To do
In the GoodbyeDPI page below, shorten the paragraph beginning "To check if your ISP's DPI could be circumvented" into a bulleted list that keeps its main facts.

+++ Reading passage +++

Pages

Tuesday, 27 February 2018

再见,深度包检查(GoodbyeDPI)

GoodbyeDPI—Passive Deep Packet Inspection blocker and Active DPI circumvention utility (for Windows) 

This software designed to bypass Deep Packet Inspection systems found in many Internet Service Providers which block access to certain websites.
It handles DPI connected using optical splitter or port mirroring (Passive DPI) which do not block any data but just replying faster than requested destination, and Active DPI connected in sequence.
Windows 7, 8, 8.1 and 10 with administrator privileges required.

How to use

Download latest version from Releases page and run.
Usage: goodbyedpi.exe [OPTION...]
 -p          block passive DPI
 -r          replace Host with hoSt
 -s          remove space between host header and its value
 -m          mix Host header case (test.com -> tEsT.cOm)
 -f [value]  set HTTP fragmentation to value
 -k [value]  enable HTTP persistent (keep-alive) fragmentation and set it to value
 -n          do not wait for first segment ACK when -k is enabled
 -e [value]  set HTTPS fragmentation to value
 -a          additional space between Method and Request-URI (enables -s, may break sites)
 -w          try to find and parse HTTP traffic on all processed ports (not only on port 80)
 --port        [value]    additional TCP port to perform fragmentation on (and HTTP tricks with -w)
 --ip-id       [value]    handle additional IP ID (decimal, drop redirects and TCP RSTs with this ID).
                          This option can be supplied multiple times.
 --dns-addr    [value]    redirect UDP DNS requests to the supplied IP address (experimental)
 --dns-port    [value]    redirect UDP DNS requests to the supplied port (53 by default)
 --dnsv6-addr  [value]    redirect UDPv6 DNS requests to the supplied IPv6 address (experimental)
 --dnsv6-port  [value]    redirect UDPv6 DNS requests to the supplied port (53 by default)
 --dns-verb               print verbose DNS redirection messages
 --blacklist   [txtfile]  perform HTTP tricks only to host names and subdomains from
                          supplied text file. This option can be supplied multiple times.

 -1          -p -r -s -f 2 -k 2 -n -e 2 (most compatible mode, default)
 -2          -p -r -s -f 2 -k 2 -n -e 40 (better speed for HTTPS yet still compatible)
 -3          -p -r -s -e 40 (better speed for HTTP and HTTPS)
 -4          -p -r -s (best speed)
To check if your ISP's DPI could be circumvented, run 3_all_dnsredir_hardcore.cmd first. This is the most hardcore mode which will show if this program is suitable for your ISP and DPI vendor at all. If you can open blocked websites with this mode, it means your ISP has DPI which can be circumvented. This is the slowest and prone to break websites mode, but suitable for most DPI.
Try goodbyedpi -1 to see if it works too.

+++ Provided material +++

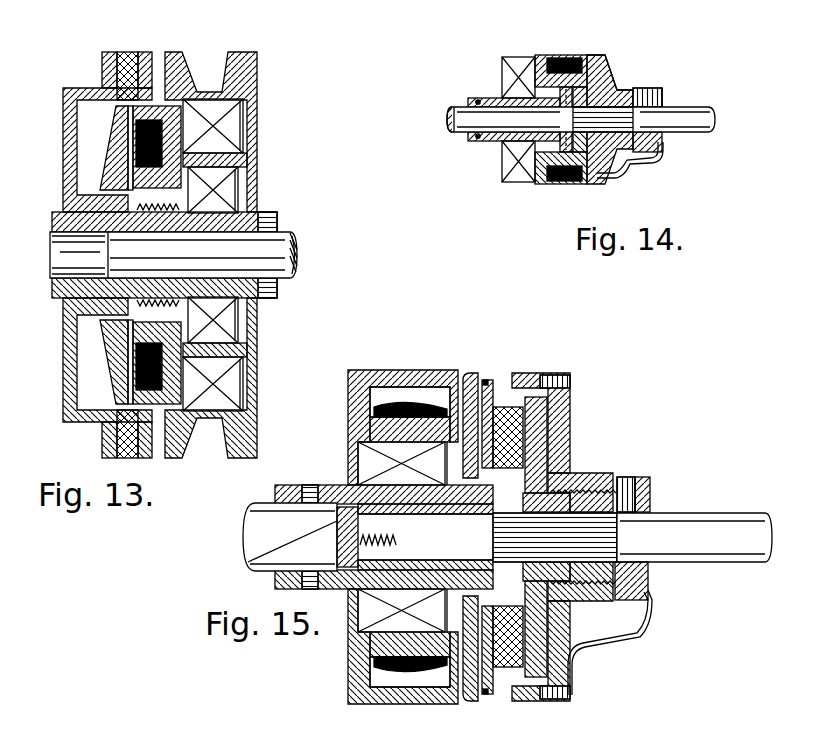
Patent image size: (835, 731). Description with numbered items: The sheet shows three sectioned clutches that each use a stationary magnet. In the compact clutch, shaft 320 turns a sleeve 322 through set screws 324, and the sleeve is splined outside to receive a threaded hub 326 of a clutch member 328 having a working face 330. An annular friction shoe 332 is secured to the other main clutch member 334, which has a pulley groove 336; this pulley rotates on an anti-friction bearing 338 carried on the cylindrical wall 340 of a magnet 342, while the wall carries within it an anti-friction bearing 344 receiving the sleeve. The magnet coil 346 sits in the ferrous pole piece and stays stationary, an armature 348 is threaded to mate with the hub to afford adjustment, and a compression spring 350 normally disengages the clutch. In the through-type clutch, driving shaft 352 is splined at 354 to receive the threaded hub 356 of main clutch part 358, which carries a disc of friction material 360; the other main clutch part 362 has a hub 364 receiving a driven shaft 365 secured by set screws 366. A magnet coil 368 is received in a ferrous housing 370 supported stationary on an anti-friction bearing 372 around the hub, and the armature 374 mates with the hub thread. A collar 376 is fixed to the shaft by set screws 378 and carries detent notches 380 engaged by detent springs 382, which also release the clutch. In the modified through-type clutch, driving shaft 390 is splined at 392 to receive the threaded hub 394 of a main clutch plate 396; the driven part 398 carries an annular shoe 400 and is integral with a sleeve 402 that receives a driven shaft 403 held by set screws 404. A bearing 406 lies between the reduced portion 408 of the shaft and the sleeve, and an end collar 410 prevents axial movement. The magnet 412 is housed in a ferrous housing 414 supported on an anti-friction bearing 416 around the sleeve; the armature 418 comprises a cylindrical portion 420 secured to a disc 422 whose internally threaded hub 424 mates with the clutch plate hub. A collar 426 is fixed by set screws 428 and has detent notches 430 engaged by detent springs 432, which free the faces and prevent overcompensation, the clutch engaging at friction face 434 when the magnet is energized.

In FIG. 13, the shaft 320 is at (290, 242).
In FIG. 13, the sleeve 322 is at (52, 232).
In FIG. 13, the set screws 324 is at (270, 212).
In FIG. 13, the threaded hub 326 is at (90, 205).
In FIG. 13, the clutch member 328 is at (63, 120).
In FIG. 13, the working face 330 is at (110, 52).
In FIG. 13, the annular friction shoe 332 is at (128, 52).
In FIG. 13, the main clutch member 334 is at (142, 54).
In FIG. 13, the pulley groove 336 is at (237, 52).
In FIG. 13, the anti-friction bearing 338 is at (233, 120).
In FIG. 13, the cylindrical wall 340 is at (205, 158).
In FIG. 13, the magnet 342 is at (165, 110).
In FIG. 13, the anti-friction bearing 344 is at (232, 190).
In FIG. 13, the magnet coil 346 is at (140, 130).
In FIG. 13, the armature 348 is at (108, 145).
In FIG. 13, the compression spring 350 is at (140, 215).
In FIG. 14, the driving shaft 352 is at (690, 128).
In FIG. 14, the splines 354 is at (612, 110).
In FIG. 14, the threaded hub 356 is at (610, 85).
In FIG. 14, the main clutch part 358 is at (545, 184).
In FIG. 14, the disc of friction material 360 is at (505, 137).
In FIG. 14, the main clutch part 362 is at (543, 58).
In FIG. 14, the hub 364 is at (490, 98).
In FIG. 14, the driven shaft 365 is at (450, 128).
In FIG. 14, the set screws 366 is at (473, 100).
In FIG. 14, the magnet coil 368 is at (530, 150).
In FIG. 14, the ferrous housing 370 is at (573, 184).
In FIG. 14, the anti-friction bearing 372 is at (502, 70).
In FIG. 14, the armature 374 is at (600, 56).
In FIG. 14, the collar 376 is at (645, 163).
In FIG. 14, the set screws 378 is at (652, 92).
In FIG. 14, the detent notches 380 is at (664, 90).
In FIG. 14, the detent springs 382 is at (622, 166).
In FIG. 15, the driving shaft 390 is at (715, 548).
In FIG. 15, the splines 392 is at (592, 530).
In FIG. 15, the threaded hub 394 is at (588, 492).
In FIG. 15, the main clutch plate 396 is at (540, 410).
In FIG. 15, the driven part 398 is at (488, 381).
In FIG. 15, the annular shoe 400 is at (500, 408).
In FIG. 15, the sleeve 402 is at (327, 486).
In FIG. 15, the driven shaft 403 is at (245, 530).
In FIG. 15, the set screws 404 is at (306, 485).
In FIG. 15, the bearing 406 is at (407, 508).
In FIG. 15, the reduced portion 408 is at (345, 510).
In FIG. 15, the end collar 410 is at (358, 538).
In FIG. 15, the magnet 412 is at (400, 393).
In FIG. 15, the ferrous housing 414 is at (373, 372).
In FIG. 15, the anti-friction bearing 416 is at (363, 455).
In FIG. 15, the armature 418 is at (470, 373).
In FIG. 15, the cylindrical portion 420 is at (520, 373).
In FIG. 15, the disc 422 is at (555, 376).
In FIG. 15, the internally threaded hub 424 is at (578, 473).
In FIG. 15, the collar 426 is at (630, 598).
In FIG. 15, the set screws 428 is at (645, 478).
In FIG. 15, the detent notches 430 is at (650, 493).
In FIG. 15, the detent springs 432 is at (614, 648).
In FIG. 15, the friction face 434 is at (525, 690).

+++

Exercise response
- Run 3_all_dnsredir_hardcore.cmd first to check whether your ISP's DPI can be circumvented.
- This is the most hardcore mode. It shows whether the program suits your ISP and DPI vendor at all.
- If blocked websites open in this mode, your ISP's DPI can be circumvented.
- The mode is the slowest and the most likely to break websites, but it suits most DPI.